--- Texte proposé ---
Festival de musiques de création : Encorder le ciel
Le 15e Festival de musiques de création, ayant pour thème Cordes sur ciel, nous invite à un voyage sonore peu commun.
Le ciel est gréé pour l’occasion. Les fous de la musique de création encorderont le firmament. Des artistes qui remueront ciel et terre pour les faire sonner, les accorder enfin, créer l’événement. Les cordes du ciel se banderont alors, comme un arc-en-ciel musical, prêtes à être pincées ou grattées, sur le point de vibrer comme peut-être jamais auparavant. Chaque note deviendra un corps céleste, un bolide percutant…
Le Festival de musiques de création a pris son temps avant de réussir à trouver une formule efficace. En 17 ans, c’est 15 événements qui ont dû faire face à différentes contraintes. "On a essayé toutes les formules, parce qu’au début, il n’y en avait pas de public, explique Pierre Dumont, l’un des organisateurs du Festival. Il n’y avait même pas de public de jazz ou de blues dans la région. Il n’y avait rien. On a inventé un public, à quelque part." Parce que les gens doivent apprendre à aimer, à découvrir une musique différente… "C’est une éducation, je dirais. Avoir un vrai public… Pas avoir des musiciens dans la salle. C’est comme en art contemporain, tu vas dans les vernissages, c’est tous des chums! Nous autres, il n’y a presque pas de musiciens, c’est du public. Ça, j’en suis bien fier." La meilleure formule semble avoir fait ses preuves dans les dernières années, alors qu’environ 100 personnes se sont présentées à chacun des spectacles. Elle permet aux gens d’assister à cinq programmes doubles en deux semaines, jumelant lors de chaque soirée une prestation plus accessible à un spectacle de découverte. Alors à quoi s’attendre? Qu’est-ce que la musique de création? Poésie sonore, bruitage, improvisation, jazz, rock psychédélique; bref, tout ce qui semble inclassable et qui naît de l’expérimentation à partir d’instruments existants ou inventés.
C’est toujours avec la même passion que Pierre Dumont met l’épaule à la roue pour le Festival. Celui qui a développé une technique de sculpture du son, capable d’accorder chacun des rayons d’une roue de vélo, invente des instruments fascinants résultant de plusieurs années d’expérimentation. Pourtant, il y a des années qu’il ne participe plus au Festival en tant que musicien. "Quand tu organises un festival, c’est bien difficile… Je travaille beaucoup, maintenant, en studio. Je fais de la musique de film, de la musique de danse contemporaine. J’ai pas le temps vraiment…" Qui sait, peut-être trouvera-t-il le moyen de s’accorder avec l’un des artistes invités?

Données de localisation des éléments
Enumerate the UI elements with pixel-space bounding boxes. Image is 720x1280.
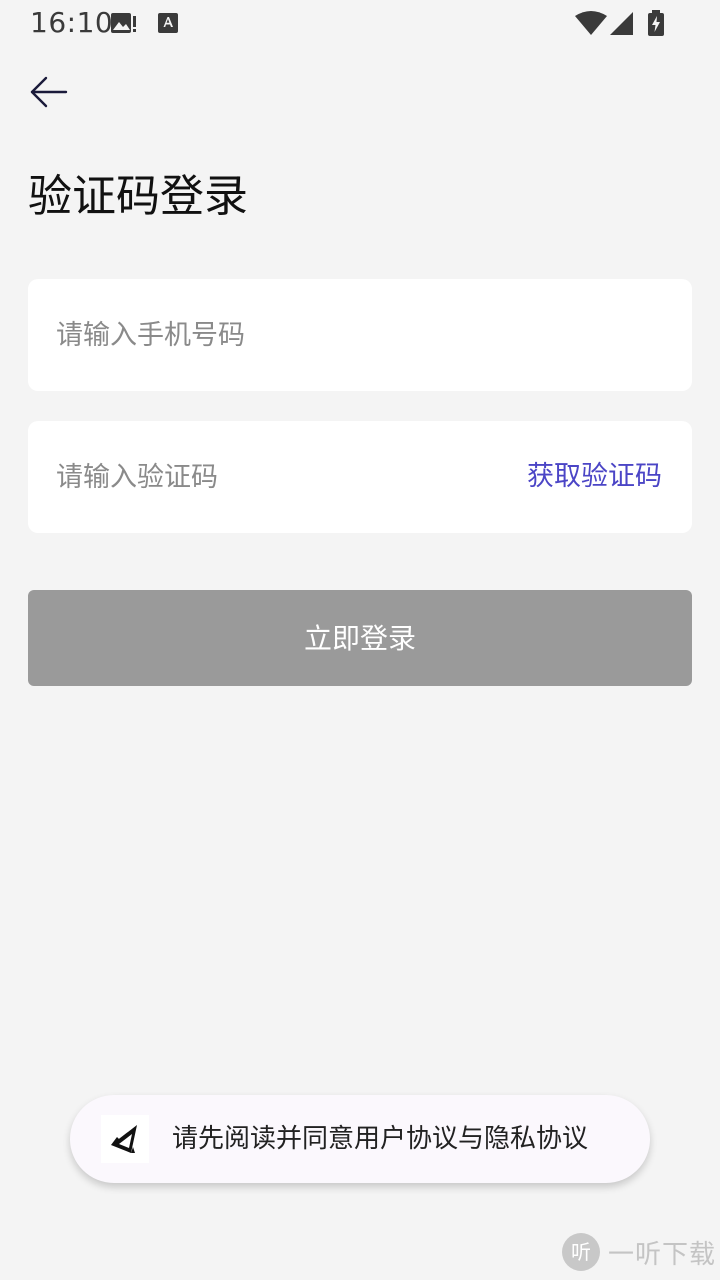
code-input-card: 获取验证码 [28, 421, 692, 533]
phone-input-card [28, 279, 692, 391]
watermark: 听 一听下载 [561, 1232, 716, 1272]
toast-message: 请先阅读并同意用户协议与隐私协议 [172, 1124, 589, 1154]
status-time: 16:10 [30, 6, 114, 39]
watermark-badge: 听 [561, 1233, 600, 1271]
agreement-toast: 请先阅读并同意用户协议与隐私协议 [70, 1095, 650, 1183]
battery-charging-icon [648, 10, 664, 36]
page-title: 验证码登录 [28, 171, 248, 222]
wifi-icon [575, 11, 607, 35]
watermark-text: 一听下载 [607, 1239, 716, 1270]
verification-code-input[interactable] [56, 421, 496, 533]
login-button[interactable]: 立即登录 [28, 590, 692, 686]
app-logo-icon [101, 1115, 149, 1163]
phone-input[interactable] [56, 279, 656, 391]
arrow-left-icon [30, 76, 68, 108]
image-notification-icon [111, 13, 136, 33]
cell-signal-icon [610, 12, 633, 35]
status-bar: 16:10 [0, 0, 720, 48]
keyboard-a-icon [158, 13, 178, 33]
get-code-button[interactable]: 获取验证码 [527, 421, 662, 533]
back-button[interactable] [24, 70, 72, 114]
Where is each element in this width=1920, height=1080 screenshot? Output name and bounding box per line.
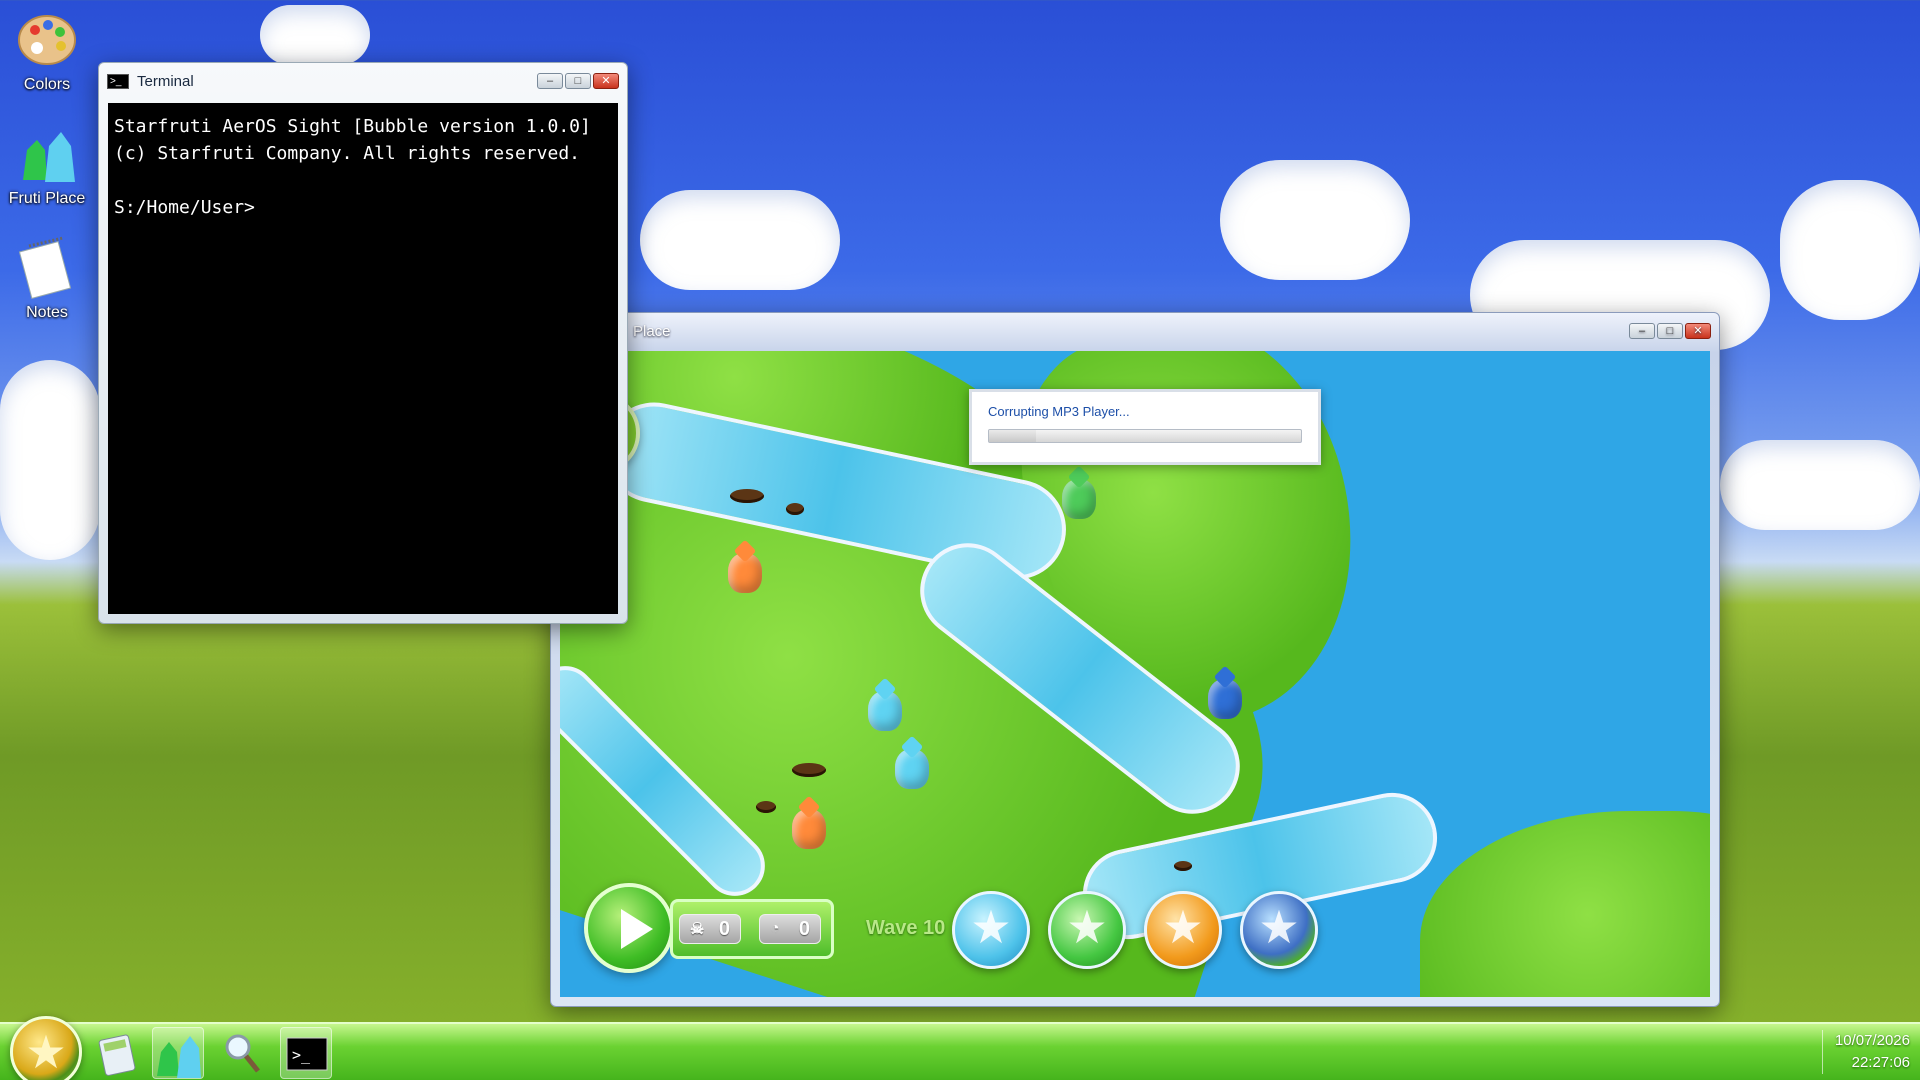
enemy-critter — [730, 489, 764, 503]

--- Consigne donnée 1 ---
Répondez aux questions suivantes à partir de l'article sur le festival :
(a) Quel est le thème du 15e Festival de musiques de création ?
(b) Combien de personnes environ se sont présentées à chacun des spectacles au cours des dernières années ?
(c) Quel objet Pierre Dumont peut-il accorder rayon par rayon grâce à sa technique de sculpture du son ?
--- Consigne donnée 2 ---
Recopiez fidèlement le passage de l'article sur le festival qui commence par « C’est toujours avec » et se poursuit jusqu'à « des artistes invités? ».
Les lignes n'interviennent aucunement dans ce travail.

--- Résultat 1 ---
(a) Cordes sur ciel.
(b) Environ 100 personnes.
(c) Une roue de vélo.

--- Résultat 2 ---
C’est toujours avec la même passion que Pierre Dumont met l’épaule à la roue pour le Festival. Celui qui a développé une technique de sculpture du son, capable d’accorder chacun des rayons d’une roue de vélo, invente des instruments fascinants résultant de plusieurs années d’expérimentation. Pourtant, il y a des années qu’il ne participe plus au Festival en tant que musicien. "Quand tu organises un festival, c’est bien difficile… Je travaille beaucoup, maintenant, en studio. Je fais de la musique de film, de la musique de danse contemporaine. J’ai pas le temps vraiment…" Qui sait, peut-être trouvera-t-il le moyen de s’accorder avec l’un des artistes invités?